WHAT NEEDS TO BE DONE: Please report every line from the material that contains the word "saving".

Dataset items
+ + +

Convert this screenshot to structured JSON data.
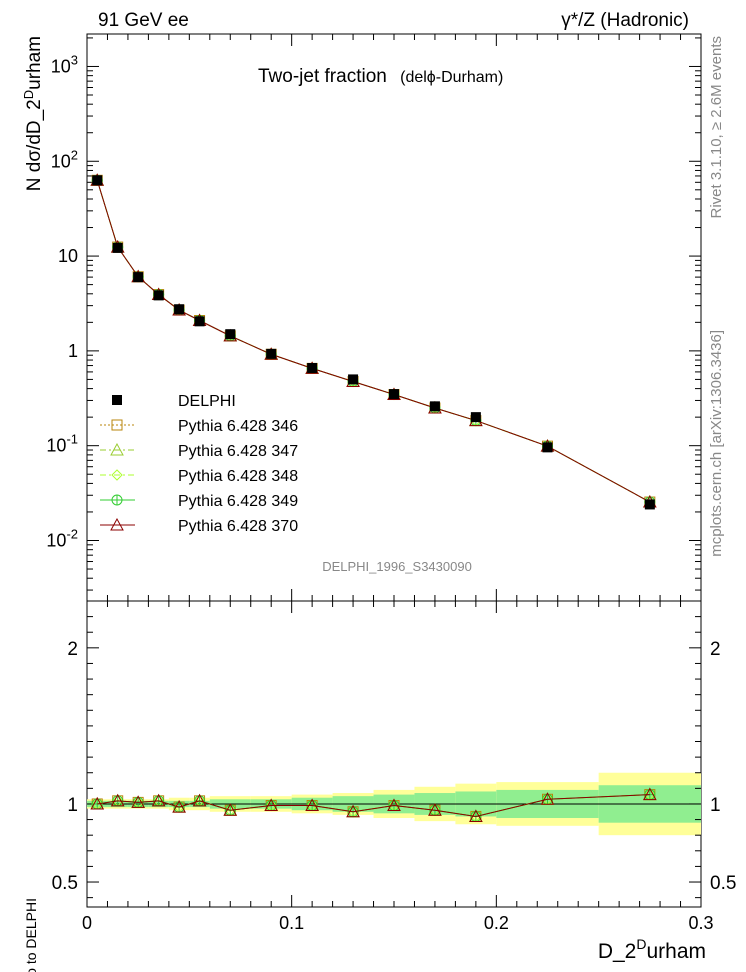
{
  "header": {
    "left": "91 GeV ee",
    "right": "γ*/Z (Hadronic)"
  },
  "side": {
    "rivet": "Rivet 3.1.10, ≥ 2.6M events",
    "mcplots": "mcplots.cern.ch [arXiv:1306.3436]"
  },
  "chart_data": {
    "type": "scatter",
    "title": "Two-jet fraction",
    "subtitle": "(delϕ-Durham)",
    "watermark": "DELPHI_1996_S3430090",
    "xlabel": "D_2Durham",
    "xlabel_parts": {
      "base": "D_2",
      "sup": "D",
      "rest": "urham"
    },
    "ylabel": "N dσ/dD_2Durham",
    "ylabel_parts": {
      "base": "N dσ/dD_2",
      "sup": "D",
      "rest": "urham"
    },
    "ratio_ylabel": "Ratio to DELPHI",
    "xlim": [
      0,
      0.3
    ],
    "ylim": [
      0.0023,
      2200
    ],
    "ylog": true,
    "ratio_ylim": [
      0.34,
      2.3
    ],
    "x_ticks": [
      "0",
      "0.1",
      "0.2",
      "0.3"
    ],
    "y_ticks": [
      "10^-2",
      "10^-1",
      "1",
      "10",
      "10^2",
      "10^3"
    ],
    "ratio_ticks": [
      "0.5",
      "1",
      "2"
    ],
    "legend_position": "middle-left",
    "colors": {
      "data": "#000000",
      "p346": "#b8860b",
      "p347": "#9acd32",
      "p348": "#adff2f",
      "p349": "#32cd32",
      "p370": "#8b0000",
      "band_inner": "#90ee90",
      "band_outer": "#ffff99"
    },
    "bins": [
      [
        0.0,
        0.01
      ],
      [
        0.01,
        0.02
      ],
      [
        0.02,
        0.03
      ],
      [
        0.03,
        0.04
      ],
      [
        0.04,
        0.05
      ],
      [
        0.05,
        0.06
      ],
      [
        0.06,
        0.08
      ],
      [
        0.08,
        0.1
      ],
      [
        0.1,
        0.12
      ],
      [
        0.12,
        0.14
      ],
      [
        0.14,
        0.16
      ],
      [
        0.16,
        0.18
      ],
      [
        0.18,
        0.2
      ],
      [
        0.2,
        0.25
      ],
      [
        0.25,
        0.3
      ]
    ],
    "x": [
      0.005,
      0.015,
      0.025,
      0.035,
      0.045,
      0.055,
      0.07,
      0.09,
      0.11,
      0.13,
      0.15,
      0.17,
      0.19,
      0.225,
      0.275
    ],
    "data": {
      "name": "DELPHI",
      "values": [
        63,
        12.2,
        6.0,
        3.85,
        2.75,
        2.05,
        1.5,
        0.93,
        0.66,
        0.5,
        0.35,
        0.26,
        0.2,
        0.096,
        0.024
      ],
      "ratio_inner": [
        0.02,
        0.02,
        0.02,
        0.02,
        0.02,
        0.02,
        0.03,
        0.03,
        0.04,
        0.05,
        0.06,
        0.07,
        0.08,
        0.09,
        0.12
      ],
      "ratio_outer": [
        0.03,
        0.03,
        0.03,
        0.03,
        0.04,
        0.04,
        0.05,
        0.05,
        0.06,
        0.07,
        0.09,
        0.11,
        0.13,
        0.14,
        0.2
      ]
    },
    "series": [
      {
        "name": "Pythia 6.428 346",
        "style": "dotted",
        "marker": "square",
        "ratio": [
          1.0,
          1.02,
          1.01,
          1.02,
          0.98,
          1.02,
          0.96,
          0.99,
          0.99,
          0.95,
          0.99,
          0.96,
          0.92,
          1.03,
          1.06
        ]
      },
      {
        "name": "Pythia 6.428 347",
        "style": "dashdot",
        "marker": "triangle",
        "ratio": [
          1.0,
          1.02,
          1.01,
          1.02,
          0.98,
          1.02,
          0.96,
          0.99,
          0.99,
          0.95,
          0.99,
          0.96,
          0.92,
          1.03,
          1.06
        ]
      },
      {
        "name": "Pythia 6.428 348",
        "style": "dashdot",
        "marker": "diamond",
        "ratio": [
          1.0,
          1.02,
          1.01,
          1.02,
          0.98,
          1.02,
          0.96,
          0.99,
          0.99,
          0.95,
          0.99,
          0.96,
          0.92,
          1.03,
          1.06
        ]
      },
      {
        "name": "Pythia 6.428 349",
        "style": "solid",
        "marker": "circle-plus",
        "ratio": [
          1.0,
          1.02,
          1.01,
          1.02,
          0.98,
          1.02,
          0.96,
          0.99,
          0.99,
          0.95,
          0.99,
          0.96,
          0.92,
          1.03,
          1.06
        ]
      },
      {
        "name": "Pythia 6.428 370",
        "style": "solid",
        "marker": "triangle",
        "ratio": [
          1.0,
          1.02,
          1.01,
          1.02,
          0.98,
          1.02,
          0.96,
          0.99,
          0.99,
          0.95,
          0.99,
          0.96,
          0.92,
          1.03,
          1.06
        ]
      }
    ]
  }
}
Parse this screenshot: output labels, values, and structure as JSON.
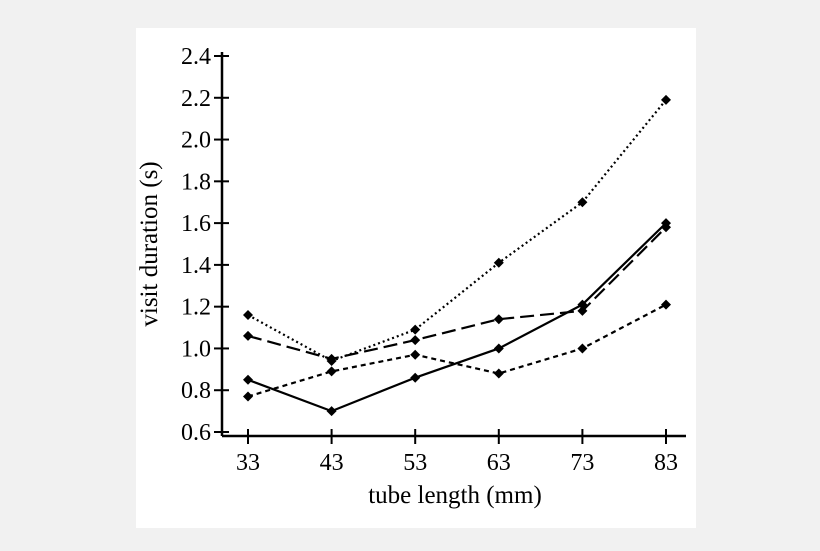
{
  "chart_data": {
    "type": "line",
    "xlabel": "tube length (mm)",
    "ylabel": "visit duration (s)",
    "categories": [
      "33",
      "43",
      "53",
      "63",
      "73",
      "83"
    ],
    "yticks": [
      "0.6",
      "0.8",
      "1.0",
      "1.2",
      "1.4",
      "1.6",
      "1.8",
      "2.0",
      "2.2",
      "2.4"
    ],
    "xlim": [
      33,
      83
    ],
    "ylim": [
      0.6,
      2.4
    ],
    "grid": false,
    "series": [
      {
        "style": "dotted",
        "values": [
          1.16,
          0.94,
          1.09,
          1.41,
          1.7,
          2.19
        ]
      },
      {
        "style": "long-dash",
        "values": [
          1.06,
          0.95,
          1.04,
          1.14,
          1.18,
          1.58
        ]
      },
      {
        "style": "solid",
        "values": [
          0.85,
          0.7,
          0.86,
          1.0,
          1.21,
          1.6
        ]
      },
      {
        "style": "short-dash",
        "values": [
          0.77,
          0.89,
          0.97,
          0.88,
          1.0,
          1.21
        ]
      }
    ],
    "marker": "diamond",
    "line_color": "#000000",
    "background": "#ffffff"
  }
}
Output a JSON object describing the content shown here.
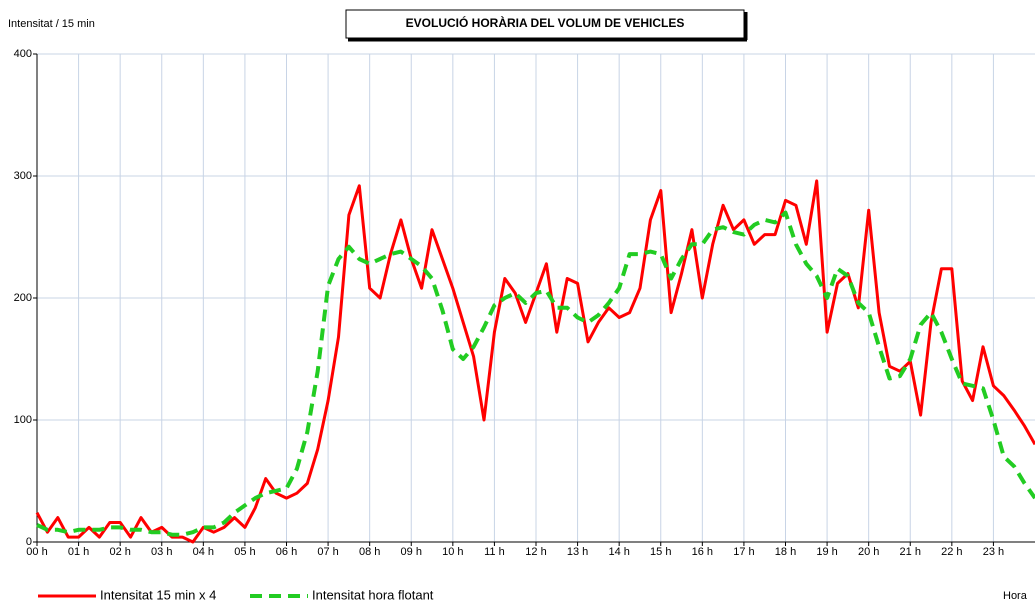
{
  "chart_data": {
    "type": "line",
    "title": "EVOLUCIÓ HORÀRIA DEL VOLUM  DE VEHICLES",
    "y_label": "Intensitat / 15 min",
    "x_label": "Hora",
    "xlim": [
      0,
      24
    ],
    "ylim": [
      0,
      400
    ],
    "yticks": [
      0,
      100,
      200,
      300,
      400
    ],
    "xticks": [
      {
        "value": 0,
        "label": "00 h"
      },
      {
        "value": 1,
        "label": "01 h"
      },
      {
        "value": 2,
        "label": "02 h"
      },
      {
        "value": 3,
        "label": "03 h"
      },
      {
        "value": 4,
        "label": "04 h"
      },
      {
        "value": 5,
        "label": "05 h"
      },
      {
        "value": 6,
        "label": "06 h"
      },
      {
        "value": 7,
        "label": "07 h"
      },
      {
        "value": 8,
        "label": "08 h"
      },
      {
        "value": 9,
        "label": "09 h"
      },
      {
        "value": 10,
        "label": "10 h"
      },
      {
        "value": 11,
        "label": "11 h"
      },
      {
        "value": 12,
        "label": "12 h"
      },
      {
        "value": 13,
        "label": "13 h"
      },
      {
        "value": 14,
        "label": "14 h"
      },
      {
        "value": 15,
        "label": "15 h"
      },
      {
        "value": 16,
        "label": "16 h"
      },
      {
        "value": 17,
        "label": "17 h"
      },
      {
        "value": 18,
        "label": "18 h"
      },
      {
        "value": 19,
        "label": "19 h"
      },
      {
        "value": 20,
        "label": "20 h"
      },
      {
        "value": 21,
        "label": "21 h"
      },
      {
        "value": 22,
        "label": "22 h"
      },
      {
        "value": 23,
        "label": "23 h"
      }
    ],
    "grid": true,
    "x": [
      0,
      0.25,
      0.5,
      0.75,
      1,
      1.25,
      1.5,
      1.75,
      2,
      2.25,
      2.5,
      2.75,
      3,
      3.25,
      3.5,
      3.75,
      4,
      4.25,
      4.5,
      4.75,
      5,
      5.25,
      5.5,
      5.75,
      6,
      6.25,
      6.5,
      6.75,
      7,
      7.25,
      7.5,
      7.75,
      8,
      8.25,
      8.5,
      8.75,
      9,
      9.25,
      9.5,
      9.75,
      10,
      10.25,
      10.5,
      10.75,
      11,
      11.25,
      11.5,
      11.75,
      12,
      12.25,
      12.5,
      12.75,
      13,
      13.25,
      13.5,
      13.75,
      14,
      14.25,
      14.5,
      14.75,
      15,
      15.25,
      15.5,
      15.75,
      16,
      16.25,
      16.5,
      16.75,
      17,
      17.25,
      17.5,
      17.75,
      18,
      18.25,
      18.5,
      18.75,
      19,
      19.25,
      19.5,
      19.75,
      20,
      20.25,
      20.5,
      20.75,
      21,
      21.25,
      21.5,
      21.75,
      22,
      22.25,
      22.5,
      22.75,
      23,
      23.25,
      23.5,
      23.75,
      24
    ],
    "series": [
      {
        "name": "Intensitat 15 min x  4",
        "color": "#ff0000",
        "dashed": false,
        "values": [
          24,
          8,
          20,
          4,
          4,
          12,
          4,
          16,
          16,
          4,
          20,
          8,
          12,
          4,
          4,
          0,
          12,
          8,
          12,
          20,
          12,
          28,
          52,
          40,
          36,
          40,
          48,
          76,
          116,
          168,
          268,
          292,
          208,
          200,
          236,
          264,
          232,
          208,
          256,
          232,
          208,
          180,
          152,
          100,
          172,
          216,
          204,
          180,
          204,
          228,
          172,
          216,
          212,
          164,
          180,
          192,
          184,
          188,
          208,
          264,
          288,
          188,
          220,
          256,
          200,
          244,
          276,
          256,
          264,
          244,
          252,
          252,
          280,
          276,
          244,
          296,
          172,
          212,
          220,
          192,
          272,
          188,
          144,
          140,
          148,
          104,
          180,
          224,
          224,
          132,
          116,
          160,
          128,
          120,
          108,
          95,
          80
        ]
      },
      {
        "name": "Intensitat hora flotant",
        "color": "#22cc22",
        "dashed": true,
        "values": [
          14,
          10,
          10,
          8,
          10,
          10,
          10,
          12,
          12,
          10,
          10,
          8,
          8,
          6,
          6,
          8,
          12,
          12,
          16,
          24,
          30,
          36,
          40,
          42,
          44,
          60,
          90,
          140,
          210,
          232,
          242,
          232,
          228,
          232,
          236,
          238,
          232,
          226,
          216,
          190,
          158,
          150,
          160,
          176,
          194,
          200,
          204,
          196,
          204,
          206,
          192,
          192,
          184,
          180,
          186,
          196,
          208,
          236,
          236,
          238,
          236,
          216,
          232,
          244,
          244,
          256,
          258,
          254,
          252,
          260,
          264,
          262,
          270,
          244,
          228,
          218,
          200,
          224,
          218,
          196,
          188,
          160,
          134,
          136,
          150,
          178,
          188,
          172,
          150,
          130,
          128,
          126,
          100,
          70,
          62,
          48,
          36
        ]
      }
    ]
  }
}
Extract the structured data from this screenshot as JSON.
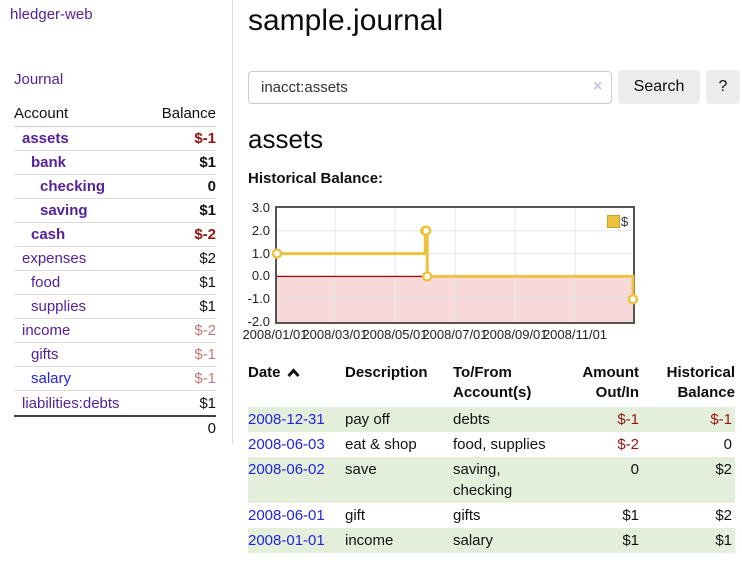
{
  "colors": {
    "purple": "#552299",
    "blue": "#2323dd",
    "darkred": "#971212",
    "rose": "#bd7b7b",
    "rowgreen": "#e3efda",
    "gold": "#edc240",
    "goldborder": "#c9a227",
    "pink": "#f8d9d9",
    "zeroline": "#9d1010",
    "chartborder": "#545454",
    "grid": "#e6e6e6",
    "btnbg": "#ececec"
  },
  "sidebar": {
    "app_title": "hledger-web",
    "nav": {
      "journal": "Journal"
    },
    "accounts_table": {
      "headers": {
        "account": "Account",
        "balance": "Balance"
      },
      "rows": [
        {
          "name": "assets",
          "depth": 1,
          "bold": true,
          "link": "purple",
          "balance": "$-1",
          "balance_style": "negative"
        },
        {
          "name": "bank",
          "depth": 2,
          "bold": true,
          "link": "purple",
          "balance": "$1",
          "balance_style": "normal"
        },
        {
          "name": "checking",
          "depth": 3,
          "bold": true,
          "link": "purple",
          "balance": "0",
          "balance_style": "normal"
        },
        {
          "name": "saving",
          "depth": 3,
          "bold": true,
          "link": "purple",
          "balance": "$1",
          "balance_style": "normal"
        },
        {
          "name": "cash",
          "depth": 2,
          "bold": true,
          "link": "purple",
          "balance": "$-2",
          "balance_style": "negative"
        },
        {
          "name": "expenses",
          "depth": 1,
          "bold": false,
          "link": "purple",
          "balance": "$2",
          "balance_style": "normal"
        },
        {
          "name": "food",
          "depth": 2,
          "bold": false,
          "link": "purple",
          "balance": "$1",
          "balance_style": "normal"
        },
        {
          "name": "supplies",
          "depth": 2,
          "bold": false,
          "link": "purple",
          "balance": "$1",
          "balance_style": "normal"
        },
        {
          "name": "income",
          "depth": 1,
          "bold": false,
          "link": "purple",
          "balance": "$-2",
          "balance_style": "negative_muted"
        },
        {
          "name": "gifts",
          "depth": 2,
          "bold": false,
          "link": "purple",
          "balance": "$-1",
          "balance_style": "negative_muted"
        },
        {
          "name": "salary",
          "depth": 2,
          "bold": false,
          "link": "blue",
          "balance": "$-1",
          "balance_style": "negative_muted"
        },
        {
          "name": "liabilities:debts",
          "depth": 1,
          "bold": false,
          "link": "purple",
          "balance": "$1",
          "balance_style": "normal"
        }
      ],
      "total": "0"
    }
  },
  "main": {
    "title": "sample.journal",
    "search": {
      "value": "inacct:assets",
      "clear_icon": "×",
      "search_button": "Search",
      "help_button": "?"
    },
    "account_heading": "assets",
    "chart_heading": "Historical Balance:"
  },
  "chart_data": {
    "type": "line",
    "step": true,
    "title": "Historical Balance:",
    "legend": "$",
    "legend_position": "top-right",
    "grid": true,
    "x_start": "2008-01-01",
    "x_end": "2008-12-31",
    "x_span_days": 365,
    "ylim": [
      -2,
      3
    ],
    "yticks": [
      "3.0",
      "2.0",
      "1.0",
      "0.0",
      "-1.0",
      "-2.0"
    ],
    "ytick_values": [
      3,
      2,
      1,
      0,
      -1,
      -2
    ],
    "xticks": [
      "2008/01/01",
      "2008/03/01",
      "2008/05/01",
      "2008/07/01",
      "2008/09/01",
      "2008/11/01"
    ],
    "series": [
      {
        "name": "$",
        "color": "#edc240",
        "points": [
          {
            "x": "2008-01-01",
            "y": 1
          },
          {
            "x": "2008-06-01",
            "y": 2
          },
          {
            "x": "2008-06-02",
            "y": 2
          },
          {
            "x": "2008-06-03",
            "y": 0
          },
          {
            "x": "2008-12-31",
            "y": -1
          }
        ]
      }
    ],
    "negative_region": {
      "from": 0,
      "to": -2,
      "fill": "#f8d9d9",
      "zero_line_color": "#9d1010"
    }
  },
  "register": {
    "headers": {
      "date": "Date",
      "description": "Description",
      "accounts": "To/From\nAccount(s)",
      "amount": "Amount\nOut/In",
      "balance": "Historical\nBalance"
    },
    "sort": "date-ascending-indicator",
    "rows": [
      {
        "date": "2008-12-31",
        "description": "pay off",
        "accounts": "debts",
        "amount": "$-1",
        "amount_style": "negative",
        "balance": "$-1",
        "balance_style": "negative",
        "shaded": true
      },
      {
        "date": "2008-06-03",
        "description": "eat & shop",
        "accounts": "food, supplies",
        "amount": "$-2",
        "amount_style": "negative",
        "balance": "0",
        "balance_style": "normal",
        "shaded": false
      },
      {
        "date": "2008-06-02",
        "description": "save",
        "accounts": "saving, checking",
        "amount": "0",
        "amount_style": "normal",
        "balance": "$2",
        "balance_style": "normal",
        "shaded": true
      },
      {
        "date": "2008-06-01",
        "description": "gift",
        "accounts": "gifts",
        "amount": "$1",
        "amount_style": "normal",
        "balance": "$2",
        "balance_style": "normal",
        "shaded": false
      },
      {
        "date": "2008-01-01",
        "description": "income",
        "accounts": "salary",
        "amount": "$1",
        "amount_style": "normal",
        "balance": "$1",
        "balance_style": "normal",
        "shaded": true
      }
    ]
  }
}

+ + +

SOLUTION TO THIS TASK:
          "name": "saving",
        "accounts": "saving, checking",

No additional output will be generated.